**REQUIREMENT**
Print the entries verbatim, leaving out the images they contain.

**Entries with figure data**
** start **
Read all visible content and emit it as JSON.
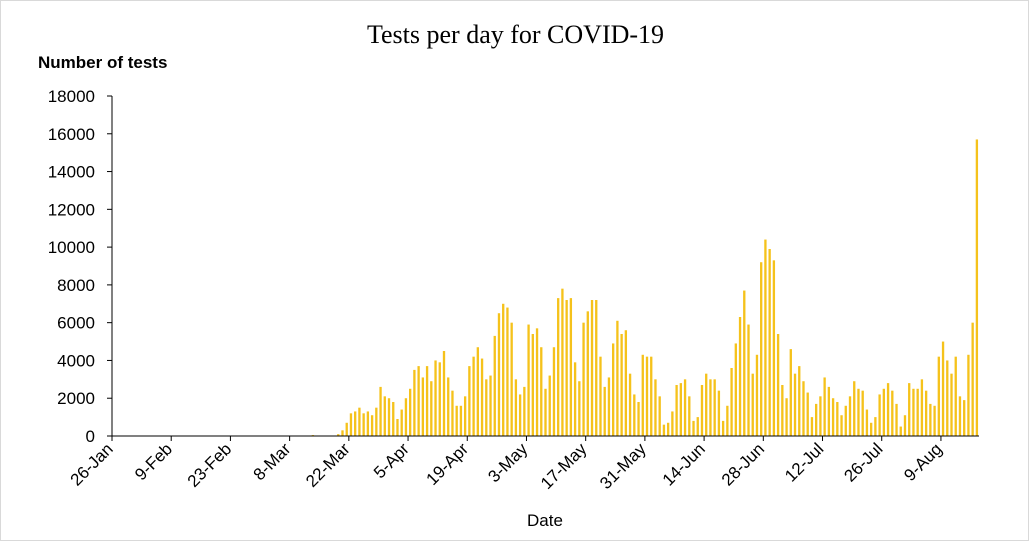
{
  "chart_data": {
    "type": "bar",
    "title": "Tests per day for COVID-19",
    "ylabel": "Number of tests",
    "xlabel": "Date",
    "ylim": [
      0,
      18000
    ],
    "yticks": [
      0,
      2000,
      4000,
      6000,
      8000,
      10000,
      12000,
      14000,
      16000,
      18000
    ],
    "x_tick_labels": [
      "26-Jan",
      "9-Feb",
      "23-Feb",
      "8-Mar",
      "22-Mar",
      "5-Apr",
      "19-Apr",
      "3-May",
      "17-May",
      "31-May",
      "14-Jun",
      "28-Jun",
      "12-Jul",
      "26-Jul",
      "9-Aug"
    ],
    "x_start": "26-Jan",
    "x_end": "12-Aug",
    "grid": false,
    "bar_color": "#f5c21b",
    "series": [
      {
        "values": [
          0,
          0,
          0,
          0,
          0,
          0,
          0,
          0,
          0,
          0,
          0,
          0,
          0,
          0,
          0,
          0,
          0,
          0,
          0,
          0,
          0,
          0,
          0,
          0,
          0,
          0,
          0,
          0,
          0,
          0,
          0,
          0,
          0,
          0,
          0,
          0,
          0,
          0,
          0,
          0,
          0,
          0,
          0,
          0,
          0,
          0,
          0,
          50,
          0,
          0,
          0,
          0,
          0,
          100,
          300,
          700,
          1200,
          1300,
          1500,
          1200,
          1300,
          1100,
          1500,
          2600,
          2100,
          2000,
          1800,
          900,
          1400,
          2000,
          2500,
          3500,
          3700,
          3100,
          3700,
          2900,
          4000,
          3900,
          4500,
          3100,
          2400,
          1600,
          1600,
          2100,
          3700,
          4200,
          4700,
          4100,
          3000,
          3200,
          5300,
          6500,
          7000,
          6800,
          6000,
          3000,
          2200,
          2600,
          5900,
          5400,
          5700,
          4700,
          2500,
          3200,
          4700,
          7300,
          7800,
          7200,
          7300,
          3900,
          2900,
          6000,
          6600,
          7200,
          7200,
          4200,
          2600,
          3100,
          4900,
          6100,
          5400,
          5600,
          3300,
          2200,
          1800,
          4300,
          4200,
          4200,
          3000,
          2100,
          600,
          700,
          1300,
          2700,
          2800,
          3000,
          2100,
          800,
          1000,
          2700,
          3300,
          3000,
          3000,
          2400,
          800,
          1600,
          3600,
          4900,
          6300,
          7700,
          5900,
          3300,
          4300,
          9200,
          10400,
          9900,
          9300,
          5400,
          2700,
          2000,
          4600,
          3300,
          3700,
          2900,
          2300,
          1000,
          1700,
          2100,
          3100,
          2600,
          2000,
          1800,
          1100,
          1600,
          2100,
          2900,
          2500,
          2400,
          1400,
          700,
          1000,
          2200,
          2500,
          2800,
          2400,
          1700,
          500,
          1100,
          2800,
          2500,
          2500,
          3000,
          2400,
          1700,
          1600,
          4200,
          5000,
          4000,
          3300,
          4200,
          2100,
          1900,
          4300,
          6000,
          15700
        ]
      }
    ]
  }
}
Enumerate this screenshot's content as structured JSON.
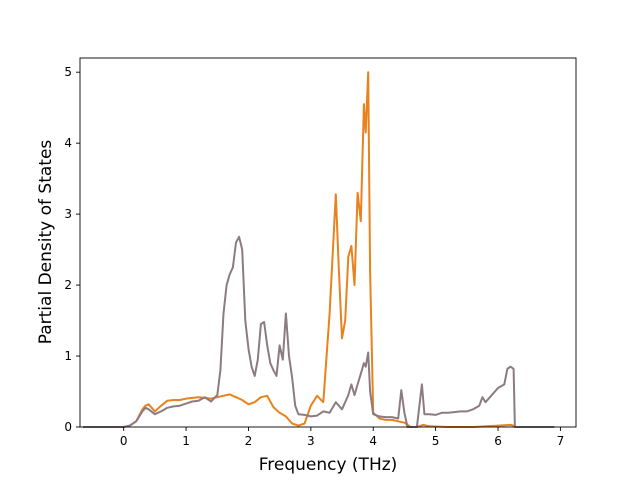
** end **
**WRITTEN ANSWER**
Read all visible content and emit it as JSON.
{
  "chart_data": {
    "type": "bar",
    "title": "Tests per day for COVID-19",
    "ylabel": "Number of tests",
    "xlabel": "Date",
    "ylim": [
      0,
      18000
    ],
    "yticks": [
      0,
      2000,
      4000,
      6000,
      8000,
      10000,
      12000,
      14000,
      16000,
      18000
    ],
    "x_tick_labels": [
      "26-Jan",
      "9-Feb",
      "23-Feb",
      "8-Mar",
      "22-Mar",
      "5-Apr",
      "19-Apr",
      "3-May",
      "17-May",
      "31-May",
      "14-Jun",
      "28-Jun",
      "12-Jul",
      "26-Jul",
      "9-Aug"
    ],
    "x_start": "26-Jan",
    "x_end": "12-Aug",
    "grid": false,
    "bar_color": "#f5c21b",
    "series": [
      {
        "values": [
          0,
          0,
          0,
          0,
          0,
          0,
          0,
          0,
          0,
          0,
          0,
          0,
          0,
          0,
          0,
          0,
          0,
          0,
          0,
          0,
          0,
          0,
          0,
          0,
          0,
          0,
          0,
          0,
          0,
          0,
          0,
          0,
          0,
          0,
          0,
          0,
          0,
          0,
          0,
          0,
          0,
          0,
          0,
          0,
          0,
          0,
          0,
          50,
          0,
          0,
          0,
          0,
          0,
          100,
          300,
          700,
          1200,
          1300,
          1500,
          1200,
          1300,
          1100,
          1500,
          2600,
          2100,
          2000,
          1800,
          900,
          1400,
          2000,
          2500,
          3500,
          3700,
          3100,
          3700,
          2900,
          4000,
          3900,
          4500,
          3100,
          2400,
          1600,
          1600,
          2100,
          3700,
          4200,
          4700,
          4100,
          3000,
          3200,
          5300,
          6500,
          7000,
          6800,
          6000,
          3000,
          2200,
          2600,
          5900,
          5400,
          5700,
          4700,
          2500,
          3200,
          4700,
          7300,
          7800,
          7200,
          7300,
          3900,
          2900,
          6000,
          6600,
          7200,
          7200,
          4200,
          2600,
          3100,
          4900,
          6100,
          5400,
          5600,
          3300,
          2200,
          1800,
          4300,
          4200,
          4200,
          3000,
          2100,
          600,
          700,
          1300,
          2700,
          2800,
          3000,
          2100,
          800,
          1000,
          2700,
          3300,
          3000,
          3000,
          2400,
          800,
          1600,
          3600,
          4900,
          6300,
          7700,
          5900,
          3300,
          4300,
          9200,
          10400,
          9900,
          9300,
          5400,
          2700,
          2000,
          4600,
          3300,
          3700,
          2900,
          2300,
          1000,
          1700,
          2100,
          3100,
          2600,
          2000,
          1800,
          1100,
          1600,
          2100,
          2900,
          2500,
          2400,
          1400,
          700,
          1000,
          2200,
          2500,
          2800,
          2400,
          1700,
          500,
          1100,
          2800,
          2500,
          2500,
          3000,
          2400,
          1700,
          1600,
          4200,
          5000,
          4000,
          3300,
          4200,
          2100,
          1900,
          4300,
          6000,
          15700
        ]
      }
    ]
  }
}
Enumerate this screenshot's content as structured JSON.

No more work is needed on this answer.